■ **REQUIREMENT**
All records below are to be transcribed exactly, with every picture left out.

[Entries from a visual dataset]
■ ■ ■ ■

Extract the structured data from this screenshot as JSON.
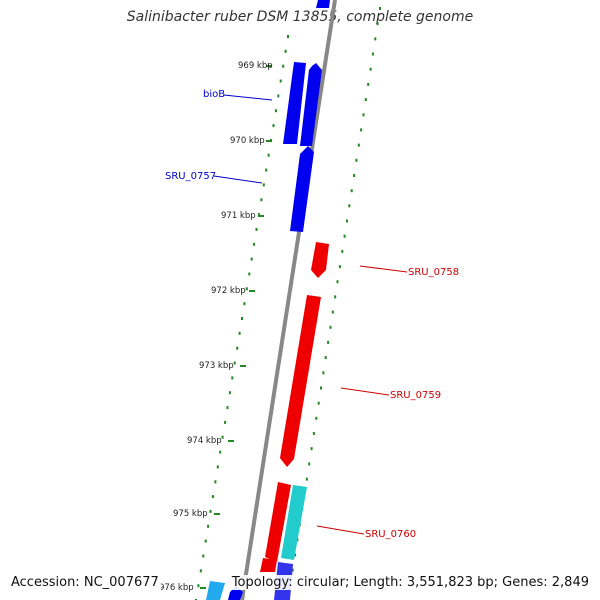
{
  "header": {
    "title": "Salinibacter ruber DSM 13855, complete genome"
  },
  "footer": {
    "accession_label": "Accession:",
    "accession": "NC_007677",
    "topology_label": "Topology:",
    "topology": "circular",
    "length_label": "Length:",
    "length": "3,551,823 bp",
    "genes_label": "Genes:",
    "genes": "2,849"
  },
  "colors": {
    "forward_gene": "#0000ee",
    "reverse_gene": "#ee0000",
    "other_gene": "#22cccc",
    "light_blue_gene": "#22aaee",
    "backbone": "#777777",
    "ticks": "#228822"
  },
  "scale": {
    "ticks": [
      "969 kbp",
      "970 kbp",
      "971 kbp",
      "972 kbp",
      "973 kbp",
      "974 kbp",
      "975 kbp",
      "976 kbp"
    ]
  },
  "genes": [
    {
      "name": "bioB",
      "strand": "forward",
      "color": "blue"
    },
    {
      "name": "SRU_0757",
      "strand": "forward",
      "color": "blue"
    },
    {
      "name": "SRU_0758",
      "strand": "reverse",
      "color": "red"
    },
    {
      "name": "SRU_0759",
      "strand": "reverse",
      "color": "red"
    },
    {
      "name": "SRU_0760",
      "strand": "reverse",
      "color": "cyan"
    }
  ]
}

■ ■ ■ ■

■ **RESULT**
Extract the structured data from this screenshot as JSON.
{
  "header": {
    "title": "Salinibacter ruber DSM 13855, complete genome"
  },
  "footer": {
    "accession_label": "Accession:",
    "accession": "NC_007677",
    "topology_label": "Topology:",
    "topology": "circular",
    "length_label": "Length:",
    "length": "3,551,823 bp",
    "genes_label": "Genes:",
    "genes": "2,849"
  },
  "colors": {
    "forward_gene": "#0000ee",
    "reverse_gene": "#ee0000",
    "other_gene": "#22cccc",
    "light_blue_gene": "#22aaee",
    "backbone": "#777777",
    "ticks": "#228822"
  },
  "scale": {
    "ticks": [
      "969 kbp",
      "970 kbp",
      "971 kbp",
      "972 kbp",
      "973 kbp",
      "974 kbp",
      "975 kbp",
      "976 kbp"
    ]
  },
  "genes": [
    {
      "name": "bioB",
      "strand": "forward",
      "color": "blue"
    },
    {
      "name": "SRU_0757",
      "strand": "forward",
      "color": "blue"
    },
    {
      "name": "SRU_0758",
      "strand": "reverse",
      "color": "red"
    },
    {
      "name": "SRU_0759",
      "strand": "reverse",
      "color": "red"
    },
    {
      "name": "SRU_0760",
      "strand": "reverse",
      "color": "cyan"
    }
  ]
}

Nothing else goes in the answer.